Copy out all lines in the data below containing the string "longest".

(Data entries)
++++++
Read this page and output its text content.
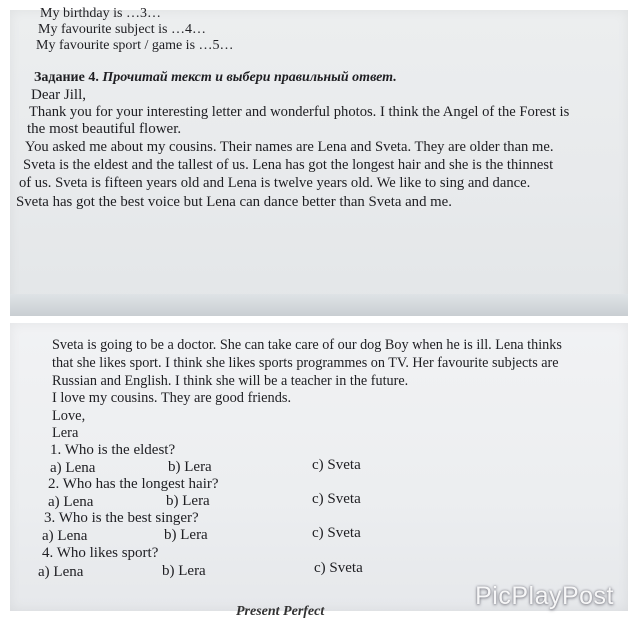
My birthday is …3…

My favourite subject is …4…

My favourite sport / game is …5…

Задание 4. Прочитай текст и выбери правильный ответ.

Dear Jill,

Thank you for your interesting letter and wonderful photos. I think the Angel of the Forest is

the most beautiful flower.

You asked me about my cousins. Their names are Lena and Sveta. They are older than me.

Sveta is the eldest and the tallest of us. Lena has got the longest hair and she is the thinnest

of us. Sveta is fifteen years old and Lena is twelve years old. We like to sing and dance.

Sveta has got the best voice but Lena can dance better than Sveta and me.

Sveta is going to be a doctor. She can take care of our dog Boy when he is ill. Lena thinks

that she likes sport. I think she likes sports programmes on TV. Her favourite subjects are

Russian and English. I think she will be a teacher in the future.

I love my cousins. They are good friends.

Love,

Lera

1. Who is the eldest?

a) Lena	b) Lera	c) Sveta

2. Who has the longest hair?

a) Lena	b) Lera	c) Sveta

3. Who is the best singer?

a) Lena	b) Lera	c) Sveta

4. Who likes sport?

a) Lena	b) Lera	c) Sveta

Present Perfect
PicPlayPost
++++++
# FINAL RESULT:
Sveta is the eldest and the tallest of us. Lena has got the longest hair and she is the thinnest
2. Who has the longest hair?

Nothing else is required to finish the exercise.